##### Given data

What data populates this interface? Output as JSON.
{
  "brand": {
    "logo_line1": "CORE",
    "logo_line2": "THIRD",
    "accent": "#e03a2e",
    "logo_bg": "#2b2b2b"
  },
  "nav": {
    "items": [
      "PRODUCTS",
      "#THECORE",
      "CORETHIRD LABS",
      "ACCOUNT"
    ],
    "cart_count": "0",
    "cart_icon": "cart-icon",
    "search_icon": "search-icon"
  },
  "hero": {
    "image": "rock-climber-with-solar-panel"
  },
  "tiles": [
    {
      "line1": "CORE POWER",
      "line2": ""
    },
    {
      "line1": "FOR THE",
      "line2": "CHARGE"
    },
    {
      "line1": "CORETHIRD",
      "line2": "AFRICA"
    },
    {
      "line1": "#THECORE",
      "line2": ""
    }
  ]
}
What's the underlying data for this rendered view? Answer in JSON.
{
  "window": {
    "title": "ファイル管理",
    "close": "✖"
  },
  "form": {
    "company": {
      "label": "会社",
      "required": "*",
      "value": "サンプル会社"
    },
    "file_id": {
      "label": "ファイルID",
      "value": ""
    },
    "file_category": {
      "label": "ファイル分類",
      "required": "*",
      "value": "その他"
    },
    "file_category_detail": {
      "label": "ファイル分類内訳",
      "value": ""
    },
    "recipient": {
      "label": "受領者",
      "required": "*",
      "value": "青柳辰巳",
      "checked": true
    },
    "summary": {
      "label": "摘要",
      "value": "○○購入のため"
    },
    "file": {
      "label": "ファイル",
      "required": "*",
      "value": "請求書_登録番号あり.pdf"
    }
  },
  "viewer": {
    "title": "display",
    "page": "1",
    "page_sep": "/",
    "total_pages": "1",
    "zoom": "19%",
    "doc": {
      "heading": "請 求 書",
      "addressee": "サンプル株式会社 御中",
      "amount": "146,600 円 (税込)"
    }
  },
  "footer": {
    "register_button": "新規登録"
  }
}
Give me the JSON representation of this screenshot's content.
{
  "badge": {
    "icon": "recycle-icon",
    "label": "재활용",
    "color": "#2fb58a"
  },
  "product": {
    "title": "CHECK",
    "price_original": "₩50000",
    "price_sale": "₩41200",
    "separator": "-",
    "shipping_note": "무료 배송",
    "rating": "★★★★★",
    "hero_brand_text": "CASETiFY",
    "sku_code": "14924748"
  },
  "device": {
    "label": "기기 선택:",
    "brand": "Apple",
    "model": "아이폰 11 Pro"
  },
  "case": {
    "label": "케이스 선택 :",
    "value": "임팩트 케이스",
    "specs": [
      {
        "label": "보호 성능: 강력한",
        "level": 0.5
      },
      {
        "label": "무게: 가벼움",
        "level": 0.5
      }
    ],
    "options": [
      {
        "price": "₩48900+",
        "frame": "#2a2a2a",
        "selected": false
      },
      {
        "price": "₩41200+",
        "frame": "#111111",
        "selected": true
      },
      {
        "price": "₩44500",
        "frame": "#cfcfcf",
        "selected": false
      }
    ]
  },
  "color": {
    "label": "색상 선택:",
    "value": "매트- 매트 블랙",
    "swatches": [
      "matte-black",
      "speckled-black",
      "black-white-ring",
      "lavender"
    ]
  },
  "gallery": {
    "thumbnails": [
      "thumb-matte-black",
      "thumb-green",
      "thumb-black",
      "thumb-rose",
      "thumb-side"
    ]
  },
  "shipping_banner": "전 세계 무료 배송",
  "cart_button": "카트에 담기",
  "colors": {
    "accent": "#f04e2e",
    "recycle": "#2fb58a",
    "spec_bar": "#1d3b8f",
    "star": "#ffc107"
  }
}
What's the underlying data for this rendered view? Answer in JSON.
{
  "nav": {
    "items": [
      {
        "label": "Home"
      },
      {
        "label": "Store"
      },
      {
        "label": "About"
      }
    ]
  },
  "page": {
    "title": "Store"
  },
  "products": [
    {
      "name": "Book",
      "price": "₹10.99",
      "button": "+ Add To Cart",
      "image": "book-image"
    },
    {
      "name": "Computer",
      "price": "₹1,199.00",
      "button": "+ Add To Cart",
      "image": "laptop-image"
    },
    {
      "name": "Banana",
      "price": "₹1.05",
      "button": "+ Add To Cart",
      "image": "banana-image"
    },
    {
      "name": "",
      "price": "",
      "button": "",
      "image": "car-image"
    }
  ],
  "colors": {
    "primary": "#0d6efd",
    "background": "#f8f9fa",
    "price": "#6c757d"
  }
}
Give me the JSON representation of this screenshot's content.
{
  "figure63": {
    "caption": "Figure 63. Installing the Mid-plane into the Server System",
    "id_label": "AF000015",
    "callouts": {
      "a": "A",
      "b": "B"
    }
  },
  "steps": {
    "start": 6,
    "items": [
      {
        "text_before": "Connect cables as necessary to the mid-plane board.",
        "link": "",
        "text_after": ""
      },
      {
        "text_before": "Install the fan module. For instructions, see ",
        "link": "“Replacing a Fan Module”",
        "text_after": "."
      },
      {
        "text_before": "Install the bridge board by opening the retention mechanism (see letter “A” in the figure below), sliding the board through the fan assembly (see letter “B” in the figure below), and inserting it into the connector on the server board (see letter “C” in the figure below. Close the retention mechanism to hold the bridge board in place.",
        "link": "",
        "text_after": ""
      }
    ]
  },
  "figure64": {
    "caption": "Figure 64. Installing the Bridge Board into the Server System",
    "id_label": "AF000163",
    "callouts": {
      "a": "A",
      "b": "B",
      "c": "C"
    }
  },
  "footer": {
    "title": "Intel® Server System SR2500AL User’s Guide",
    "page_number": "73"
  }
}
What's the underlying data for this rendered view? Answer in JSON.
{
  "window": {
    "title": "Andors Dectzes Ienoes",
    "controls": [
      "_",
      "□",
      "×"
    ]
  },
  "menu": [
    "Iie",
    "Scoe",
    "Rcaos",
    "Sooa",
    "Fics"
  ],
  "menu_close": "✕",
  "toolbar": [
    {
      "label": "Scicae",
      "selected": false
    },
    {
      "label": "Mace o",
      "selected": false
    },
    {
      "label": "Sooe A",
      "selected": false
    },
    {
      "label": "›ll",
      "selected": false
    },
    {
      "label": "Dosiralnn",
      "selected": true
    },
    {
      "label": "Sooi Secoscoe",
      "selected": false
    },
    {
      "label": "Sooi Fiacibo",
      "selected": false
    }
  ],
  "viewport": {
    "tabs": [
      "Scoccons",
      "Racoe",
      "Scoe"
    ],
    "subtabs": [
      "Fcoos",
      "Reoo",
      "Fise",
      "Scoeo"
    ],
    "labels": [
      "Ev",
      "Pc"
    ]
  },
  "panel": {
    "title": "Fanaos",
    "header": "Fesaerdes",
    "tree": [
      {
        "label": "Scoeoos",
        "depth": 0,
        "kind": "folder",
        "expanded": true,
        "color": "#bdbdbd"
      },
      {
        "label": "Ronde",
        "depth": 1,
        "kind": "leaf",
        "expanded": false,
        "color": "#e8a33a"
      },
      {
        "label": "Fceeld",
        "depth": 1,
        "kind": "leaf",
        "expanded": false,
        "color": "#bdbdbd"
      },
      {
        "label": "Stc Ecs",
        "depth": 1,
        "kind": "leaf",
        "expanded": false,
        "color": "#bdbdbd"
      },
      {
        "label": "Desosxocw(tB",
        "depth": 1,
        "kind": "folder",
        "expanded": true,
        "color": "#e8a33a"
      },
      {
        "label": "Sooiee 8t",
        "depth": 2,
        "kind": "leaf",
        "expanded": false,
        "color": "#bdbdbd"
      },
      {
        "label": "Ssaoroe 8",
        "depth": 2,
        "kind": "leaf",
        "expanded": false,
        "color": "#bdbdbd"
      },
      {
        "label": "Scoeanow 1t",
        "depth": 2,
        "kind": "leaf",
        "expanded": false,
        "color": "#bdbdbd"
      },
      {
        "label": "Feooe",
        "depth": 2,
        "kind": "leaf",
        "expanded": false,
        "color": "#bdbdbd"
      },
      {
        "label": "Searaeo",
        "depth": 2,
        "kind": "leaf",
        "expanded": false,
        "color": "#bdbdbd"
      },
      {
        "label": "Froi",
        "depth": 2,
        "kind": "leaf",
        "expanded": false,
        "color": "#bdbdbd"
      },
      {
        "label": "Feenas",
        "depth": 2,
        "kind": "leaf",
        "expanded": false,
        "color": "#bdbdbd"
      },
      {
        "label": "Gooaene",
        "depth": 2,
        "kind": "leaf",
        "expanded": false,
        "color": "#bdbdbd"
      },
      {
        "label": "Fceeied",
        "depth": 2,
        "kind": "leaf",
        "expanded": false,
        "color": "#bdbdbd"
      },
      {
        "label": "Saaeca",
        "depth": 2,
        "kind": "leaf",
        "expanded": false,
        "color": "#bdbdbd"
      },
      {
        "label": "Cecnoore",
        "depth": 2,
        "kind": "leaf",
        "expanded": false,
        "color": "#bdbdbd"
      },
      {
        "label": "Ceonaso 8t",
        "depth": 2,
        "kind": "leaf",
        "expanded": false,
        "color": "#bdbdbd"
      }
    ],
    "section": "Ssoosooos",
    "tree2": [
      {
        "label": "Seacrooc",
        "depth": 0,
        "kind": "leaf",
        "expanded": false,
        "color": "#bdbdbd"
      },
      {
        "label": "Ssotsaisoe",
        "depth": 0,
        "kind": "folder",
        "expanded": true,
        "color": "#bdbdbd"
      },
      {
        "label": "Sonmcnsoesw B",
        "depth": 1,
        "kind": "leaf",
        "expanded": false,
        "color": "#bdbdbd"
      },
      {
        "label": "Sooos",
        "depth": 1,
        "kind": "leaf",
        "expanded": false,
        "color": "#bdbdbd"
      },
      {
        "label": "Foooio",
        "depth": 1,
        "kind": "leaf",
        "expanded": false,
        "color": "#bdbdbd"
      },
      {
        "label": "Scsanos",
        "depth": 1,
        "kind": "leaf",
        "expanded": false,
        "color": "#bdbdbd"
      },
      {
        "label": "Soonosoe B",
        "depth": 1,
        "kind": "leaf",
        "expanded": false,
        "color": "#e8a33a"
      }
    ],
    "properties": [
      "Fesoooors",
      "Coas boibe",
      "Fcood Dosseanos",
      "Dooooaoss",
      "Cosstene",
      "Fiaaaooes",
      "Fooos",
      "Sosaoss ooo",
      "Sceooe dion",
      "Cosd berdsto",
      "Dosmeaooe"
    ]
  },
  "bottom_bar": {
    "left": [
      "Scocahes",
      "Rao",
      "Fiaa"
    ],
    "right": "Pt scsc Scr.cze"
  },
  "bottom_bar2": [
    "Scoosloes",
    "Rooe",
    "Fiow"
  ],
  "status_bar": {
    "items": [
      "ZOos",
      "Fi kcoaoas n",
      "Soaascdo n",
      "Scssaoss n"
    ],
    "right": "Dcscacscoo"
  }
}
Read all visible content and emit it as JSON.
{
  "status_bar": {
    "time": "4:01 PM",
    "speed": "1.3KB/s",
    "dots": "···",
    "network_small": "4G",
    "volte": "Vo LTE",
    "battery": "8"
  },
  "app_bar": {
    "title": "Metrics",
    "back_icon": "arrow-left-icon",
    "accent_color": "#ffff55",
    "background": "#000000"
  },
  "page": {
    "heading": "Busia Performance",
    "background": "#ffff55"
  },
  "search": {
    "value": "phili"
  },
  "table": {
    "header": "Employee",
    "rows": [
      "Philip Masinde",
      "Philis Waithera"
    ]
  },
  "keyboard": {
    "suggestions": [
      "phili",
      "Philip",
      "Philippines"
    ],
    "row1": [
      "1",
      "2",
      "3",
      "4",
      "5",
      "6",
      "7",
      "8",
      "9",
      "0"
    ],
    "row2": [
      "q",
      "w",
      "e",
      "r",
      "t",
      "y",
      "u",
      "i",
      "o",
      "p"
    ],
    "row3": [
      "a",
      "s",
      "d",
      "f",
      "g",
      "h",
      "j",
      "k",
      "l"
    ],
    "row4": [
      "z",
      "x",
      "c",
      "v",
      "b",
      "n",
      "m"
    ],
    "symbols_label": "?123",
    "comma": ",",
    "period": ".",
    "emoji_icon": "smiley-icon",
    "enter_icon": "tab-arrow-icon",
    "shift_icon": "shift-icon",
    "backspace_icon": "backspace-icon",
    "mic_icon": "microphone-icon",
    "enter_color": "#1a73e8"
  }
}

##########

» **Task to complete**
Look through the material and copy each line that has "plane".

» **Response to this task**
    "caption": "Figure 63. Installing the Mid-plane into the Server System",
        "text_before": "Connect cables as necessary to the mid-plane board.",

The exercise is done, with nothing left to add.